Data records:

▬▬▬

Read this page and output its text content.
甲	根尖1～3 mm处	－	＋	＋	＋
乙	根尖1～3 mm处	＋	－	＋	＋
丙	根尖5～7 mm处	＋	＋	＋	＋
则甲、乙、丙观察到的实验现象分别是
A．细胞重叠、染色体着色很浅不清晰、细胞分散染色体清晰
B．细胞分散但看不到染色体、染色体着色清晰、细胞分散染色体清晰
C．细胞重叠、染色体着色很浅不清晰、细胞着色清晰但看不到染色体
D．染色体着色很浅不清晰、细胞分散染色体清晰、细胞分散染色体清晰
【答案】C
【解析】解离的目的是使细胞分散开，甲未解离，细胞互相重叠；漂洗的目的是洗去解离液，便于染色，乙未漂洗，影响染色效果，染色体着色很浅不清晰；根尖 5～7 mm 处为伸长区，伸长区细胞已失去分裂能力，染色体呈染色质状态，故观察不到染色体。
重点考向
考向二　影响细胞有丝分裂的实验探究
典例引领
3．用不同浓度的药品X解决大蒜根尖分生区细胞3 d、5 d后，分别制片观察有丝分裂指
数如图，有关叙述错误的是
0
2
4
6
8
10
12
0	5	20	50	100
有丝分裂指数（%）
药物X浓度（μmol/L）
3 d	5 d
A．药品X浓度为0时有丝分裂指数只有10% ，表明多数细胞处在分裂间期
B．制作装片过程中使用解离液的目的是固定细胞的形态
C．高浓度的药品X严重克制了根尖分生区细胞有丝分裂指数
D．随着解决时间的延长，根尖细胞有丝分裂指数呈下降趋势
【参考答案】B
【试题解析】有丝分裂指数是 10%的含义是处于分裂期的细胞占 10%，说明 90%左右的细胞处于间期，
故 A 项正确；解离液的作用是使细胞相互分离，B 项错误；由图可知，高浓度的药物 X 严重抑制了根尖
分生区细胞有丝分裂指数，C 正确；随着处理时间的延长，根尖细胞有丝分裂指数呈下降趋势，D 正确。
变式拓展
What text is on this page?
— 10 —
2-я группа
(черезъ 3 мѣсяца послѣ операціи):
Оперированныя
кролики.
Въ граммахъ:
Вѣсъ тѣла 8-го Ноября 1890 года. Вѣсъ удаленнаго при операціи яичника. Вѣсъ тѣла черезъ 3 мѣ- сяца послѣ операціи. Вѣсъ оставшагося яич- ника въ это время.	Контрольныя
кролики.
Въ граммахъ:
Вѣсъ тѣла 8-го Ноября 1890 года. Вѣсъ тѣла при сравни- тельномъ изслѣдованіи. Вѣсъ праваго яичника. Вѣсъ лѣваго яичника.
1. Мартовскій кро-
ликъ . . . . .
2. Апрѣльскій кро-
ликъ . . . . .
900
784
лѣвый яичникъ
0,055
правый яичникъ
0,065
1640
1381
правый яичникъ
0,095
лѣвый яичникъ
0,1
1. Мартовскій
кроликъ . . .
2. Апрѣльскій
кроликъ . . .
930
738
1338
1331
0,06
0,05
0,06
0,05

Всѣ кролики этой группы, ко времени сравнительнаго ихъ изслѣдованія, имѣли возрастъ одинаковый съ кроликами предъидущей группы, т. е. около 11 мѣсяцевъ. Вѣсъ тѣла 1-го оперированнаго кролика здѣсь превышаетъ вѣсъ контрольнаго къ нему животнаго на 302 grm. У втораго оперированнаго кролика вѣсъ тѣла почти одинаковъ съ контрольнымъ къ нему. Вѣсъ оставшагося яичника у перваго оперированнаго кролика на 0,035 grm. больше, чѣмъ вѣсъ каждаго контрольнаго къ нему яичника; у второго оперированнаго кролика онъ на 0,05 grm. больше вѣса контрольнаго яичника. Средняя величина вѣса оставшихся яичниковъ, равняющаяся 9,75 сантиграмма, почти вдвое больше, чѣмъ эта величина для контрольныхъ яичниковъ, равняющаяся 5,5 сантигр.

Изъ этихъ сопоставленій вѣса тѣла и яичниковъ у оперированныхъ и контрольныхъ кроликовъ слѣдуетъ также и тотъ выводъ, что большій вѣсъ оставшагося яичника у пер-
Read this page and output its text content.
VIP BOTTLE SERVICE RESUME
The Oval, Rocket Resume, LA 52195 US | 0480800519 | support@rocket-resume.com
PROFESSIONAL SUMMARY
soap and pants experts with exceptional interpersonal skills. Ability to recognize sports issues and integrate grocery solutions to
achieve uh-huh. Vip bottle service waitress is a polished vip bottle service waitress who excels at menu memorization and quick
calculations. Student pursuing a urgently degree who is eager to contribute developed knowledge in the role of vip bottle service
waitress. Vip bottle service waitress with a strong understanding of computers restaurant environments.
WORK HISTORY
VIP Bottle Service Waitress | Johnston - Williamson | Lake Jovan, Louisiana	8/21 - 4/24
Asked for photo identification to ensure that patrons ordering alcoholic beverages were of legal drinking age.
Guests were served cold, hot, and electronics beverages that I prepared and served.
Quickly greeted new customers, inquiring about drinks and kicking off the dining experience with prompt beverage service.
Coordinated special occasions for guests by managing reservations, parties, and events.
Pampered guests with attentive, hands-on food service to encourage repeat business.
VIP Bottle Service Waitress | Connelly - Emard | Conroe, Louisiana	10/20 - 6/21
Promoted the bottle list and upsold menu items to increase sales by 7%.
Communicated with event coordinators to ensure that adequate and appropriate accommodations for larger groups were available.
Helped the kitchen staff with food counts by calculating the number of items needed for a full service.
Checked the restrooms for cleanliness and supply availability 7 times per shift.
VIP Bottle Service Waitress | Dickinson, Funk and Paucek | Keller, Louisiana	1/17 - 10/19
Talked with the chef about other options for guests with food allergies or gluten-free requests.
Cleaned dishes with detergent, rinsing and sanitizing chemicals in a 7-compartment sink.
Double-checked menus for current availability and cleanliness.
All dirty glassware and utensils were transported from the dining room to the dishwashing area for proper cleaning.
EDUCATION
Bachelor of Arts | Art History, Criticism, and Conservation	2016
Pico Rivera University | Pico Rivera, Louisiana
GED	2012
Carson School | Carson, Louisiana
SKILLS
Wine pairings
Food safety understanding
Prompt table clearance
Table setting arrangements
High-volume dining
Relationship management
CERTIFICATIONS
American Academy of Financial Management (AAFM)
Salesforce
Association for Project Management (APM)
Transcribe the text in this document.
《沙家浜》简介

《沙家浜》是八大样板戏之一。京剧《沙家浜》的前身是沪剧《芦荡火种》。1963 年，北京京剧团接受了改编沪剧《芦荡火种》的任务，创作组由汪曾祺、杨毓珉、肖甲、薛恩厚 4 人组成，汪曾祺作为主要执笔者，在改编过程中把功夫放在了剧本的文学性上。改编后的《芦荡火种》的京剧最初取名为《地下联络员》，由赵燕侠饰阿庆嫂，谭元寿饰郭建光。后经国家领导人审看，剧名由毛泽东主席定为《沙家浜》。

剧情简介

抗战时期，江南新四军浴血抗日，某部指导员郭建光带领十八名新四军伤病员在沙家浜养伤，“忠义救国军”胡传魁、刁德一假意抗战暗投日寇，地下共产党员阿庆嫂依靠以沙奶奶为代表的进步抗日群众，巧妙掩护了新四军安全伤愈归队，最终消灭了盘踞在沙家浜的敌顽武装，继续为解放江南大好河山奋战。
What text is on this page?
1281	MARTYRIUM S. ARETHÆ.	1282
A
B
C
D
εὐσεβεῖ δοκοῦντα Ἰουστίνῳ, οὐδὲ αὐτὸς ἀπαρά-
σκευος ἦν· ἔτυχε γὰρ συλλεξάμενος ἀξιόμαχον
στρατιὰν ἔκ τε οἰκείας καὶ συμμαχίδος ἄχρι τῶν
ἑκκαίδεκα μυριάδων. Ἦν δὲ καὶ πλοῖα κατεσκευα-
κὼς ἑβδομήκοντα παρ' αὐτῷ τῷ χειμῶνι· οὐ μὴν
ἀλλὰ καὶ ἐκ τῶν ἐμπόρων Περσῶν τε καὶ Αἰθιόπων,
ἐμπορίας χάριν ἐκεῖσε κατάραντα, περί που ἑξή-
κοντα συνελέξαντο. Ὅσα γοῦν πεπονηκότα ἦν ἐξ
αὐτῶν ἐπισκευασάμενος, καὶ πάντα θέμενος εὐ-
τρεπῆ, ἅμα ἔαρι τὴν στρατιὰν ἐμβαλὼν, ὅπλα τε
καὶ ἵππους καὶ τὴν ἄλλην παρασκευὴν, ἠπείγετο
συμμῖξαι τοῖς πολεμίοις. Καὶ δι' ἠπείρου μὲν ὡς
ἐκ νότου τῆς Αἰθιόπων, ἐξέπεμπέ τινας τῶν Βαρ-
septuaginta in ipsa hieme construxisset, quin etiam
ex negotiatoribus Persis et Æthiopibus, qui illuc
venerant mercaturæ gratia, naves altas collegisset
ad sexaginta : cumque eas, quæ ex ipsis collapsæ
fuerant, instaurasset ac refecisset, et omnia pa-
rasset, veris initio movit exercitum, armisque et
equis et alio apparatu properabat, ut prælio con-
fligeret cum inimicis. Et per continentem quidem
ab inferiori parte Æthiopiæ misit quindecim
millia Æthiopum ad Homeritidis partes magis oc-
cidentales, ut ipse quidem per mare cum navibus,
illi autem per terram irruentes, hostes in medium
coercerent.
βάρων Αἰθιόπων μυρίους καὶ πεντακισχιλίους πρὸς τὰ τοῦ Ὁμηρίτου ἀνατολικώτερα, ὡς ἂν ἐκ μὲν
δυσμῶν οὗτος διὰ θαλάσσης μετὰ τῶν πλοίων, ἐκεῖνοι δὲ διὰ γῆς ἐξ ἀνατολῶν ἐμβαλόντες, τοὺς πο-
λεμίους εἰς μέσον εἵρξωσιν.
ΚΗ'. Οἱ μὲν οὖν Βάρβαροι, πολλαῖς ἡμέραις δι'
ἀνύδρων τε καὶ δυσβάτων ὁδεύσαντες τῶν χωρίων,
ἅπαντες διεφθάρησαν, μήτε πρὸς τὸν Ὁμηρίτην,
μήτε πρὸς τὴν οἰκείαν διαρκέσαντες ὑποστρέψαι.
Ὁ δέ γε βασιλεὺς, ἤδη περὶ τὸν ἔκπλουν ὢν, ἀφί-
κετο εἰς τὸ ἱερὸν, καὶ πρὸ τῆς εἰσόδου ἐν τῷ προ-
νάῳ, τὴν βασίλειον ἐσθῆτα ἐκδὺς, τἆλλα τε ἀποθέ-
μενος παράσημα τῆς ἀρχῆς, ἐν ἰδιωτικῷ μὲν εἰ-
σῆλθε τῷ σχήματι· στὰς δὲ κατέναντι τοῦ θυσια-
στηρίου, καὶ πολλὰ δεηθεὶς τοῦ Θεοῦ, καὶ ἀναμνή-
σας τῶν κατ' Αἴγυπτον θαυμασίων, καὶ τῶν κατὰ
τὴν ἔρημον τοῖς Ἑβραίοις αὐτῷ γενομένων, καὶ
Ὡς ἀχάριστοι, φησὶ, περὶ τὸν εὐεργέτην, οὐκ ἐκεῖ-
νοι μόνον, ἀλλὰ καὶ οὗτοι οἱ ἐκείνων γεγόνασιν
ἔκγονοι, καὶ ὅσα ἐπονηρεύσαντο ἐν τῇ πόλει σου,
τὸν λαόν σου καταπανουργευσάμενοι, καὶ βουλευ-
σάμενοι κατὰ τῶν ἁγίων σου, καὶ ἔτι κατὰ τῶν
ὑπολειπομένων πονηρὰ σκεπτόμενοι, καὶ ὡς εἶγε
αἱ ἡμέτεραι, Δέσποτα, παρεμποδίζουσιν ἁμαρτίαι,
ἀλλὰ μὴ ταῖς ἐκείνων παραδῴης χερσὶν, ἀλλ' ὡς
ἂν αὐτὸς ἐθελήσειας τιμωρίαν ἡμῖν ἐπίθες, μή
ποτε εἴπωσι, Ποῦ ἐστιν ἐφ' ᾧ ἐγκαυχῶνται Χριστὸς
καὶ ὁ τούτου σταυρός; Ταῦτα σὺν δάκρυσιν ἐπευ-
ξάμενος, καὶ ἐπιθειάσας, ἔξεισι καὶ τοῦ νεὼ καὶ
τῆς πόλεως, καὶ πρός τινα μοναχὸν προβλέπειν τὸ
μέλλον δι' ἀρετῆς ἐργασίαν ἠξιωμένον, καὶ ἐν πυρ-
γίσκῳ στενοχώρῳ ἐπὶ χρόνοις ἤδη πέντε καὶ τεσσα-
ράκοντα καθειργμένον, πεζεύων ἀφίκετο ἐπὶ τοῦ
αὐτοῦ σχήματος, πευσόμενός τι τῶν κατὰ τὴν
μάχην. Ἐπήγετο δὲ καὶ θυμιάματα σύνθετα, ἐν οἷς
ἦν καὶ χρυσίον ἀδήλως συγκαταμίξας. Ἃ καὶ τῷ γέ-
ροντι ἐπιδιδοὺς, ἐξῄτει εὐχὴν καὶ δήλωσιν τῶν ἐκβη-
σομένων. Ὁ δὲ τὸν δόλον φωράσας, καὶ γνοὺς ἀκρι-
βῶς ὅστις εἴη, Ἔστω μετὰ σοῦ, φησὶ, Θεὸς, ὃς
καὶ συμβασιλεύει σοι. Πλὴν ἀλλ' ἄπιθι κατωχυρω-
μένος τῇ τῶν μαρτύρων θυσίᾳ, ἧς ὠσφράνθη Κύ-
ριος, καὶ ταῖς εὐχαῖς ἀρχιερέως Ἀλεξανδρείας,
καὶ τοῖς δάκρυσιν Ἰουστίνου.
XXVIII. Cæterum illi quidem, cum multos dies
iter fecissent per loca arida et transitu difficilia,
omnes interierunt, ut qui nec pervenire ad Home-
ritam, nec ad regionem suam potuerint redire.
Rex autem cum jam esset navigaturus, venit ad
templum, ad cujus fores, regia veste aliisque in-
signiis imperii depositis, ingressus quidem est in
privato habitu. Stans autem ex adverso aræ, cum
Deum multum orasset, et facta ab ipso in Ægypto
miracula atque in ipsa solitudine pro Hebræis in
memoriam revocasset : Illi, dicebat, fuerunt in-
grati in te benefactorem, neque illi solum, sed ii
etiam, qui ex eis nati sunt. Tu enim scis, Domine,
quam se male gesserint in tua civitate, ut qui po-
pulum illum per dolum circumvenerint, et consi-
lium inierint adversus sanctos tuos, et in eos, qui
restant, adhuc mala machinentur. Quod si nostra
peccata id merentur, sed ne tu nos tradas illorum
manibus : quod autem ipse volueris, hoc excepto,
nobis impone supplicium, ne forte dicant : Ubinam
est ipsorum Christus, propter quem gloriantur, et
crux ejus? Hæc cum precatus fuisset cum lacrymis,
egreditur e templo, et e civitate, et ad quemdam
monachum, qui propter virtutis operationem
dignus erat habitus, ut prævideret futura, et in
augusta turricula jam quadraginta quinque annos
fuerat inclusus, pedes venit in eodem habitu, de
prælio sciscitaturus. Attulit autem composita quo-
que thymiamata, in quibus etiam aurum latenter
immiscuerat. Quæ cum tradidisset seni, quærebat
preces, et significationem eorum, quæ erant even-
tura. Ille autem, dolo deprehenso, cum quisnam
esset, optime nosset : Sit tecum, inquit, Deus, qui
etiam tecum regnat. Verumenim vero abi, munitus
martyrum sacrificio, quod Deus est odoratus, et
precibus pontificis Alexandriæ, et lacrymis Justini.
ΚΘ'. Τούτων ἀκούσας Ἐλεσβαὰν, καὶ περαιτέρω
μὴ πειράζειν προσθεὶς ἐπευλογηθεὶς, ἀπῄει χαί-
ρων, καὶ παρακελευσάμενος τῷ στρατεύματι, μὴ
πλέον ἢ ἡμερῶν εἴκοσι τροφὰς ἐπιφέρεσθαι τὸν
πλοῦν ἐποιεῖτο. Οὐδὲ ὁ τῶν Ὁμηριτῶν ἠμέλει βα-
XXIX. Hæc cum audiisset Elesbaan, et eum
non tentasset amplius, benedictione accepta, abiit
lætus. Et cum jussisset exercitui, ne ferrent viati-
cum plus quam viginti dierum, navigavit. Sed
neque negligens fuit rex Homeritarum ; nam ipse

▬▬▬

SHORT EXERCISE
Find the word "Αἰθιόπων" in the records and pull out each line that has it.

THE RESPONSE
ἀλλὰ καὶ ἐκ τῶν ἐμπόρων Περσῶν τε καὶ Αἰθιόπων,
ἐκ νότου τῆς Αἰθιόπων, ἐξέπεμπέ τινας τῶν Βαρ-
βάρων Αἰθιόπων μυρίους καὶ πεντακισχιλίους πρὸς τὰ τοῦ Ὁμηρίτου ἀνατολικώτερα, ὡς ἂν ἐκ μὲν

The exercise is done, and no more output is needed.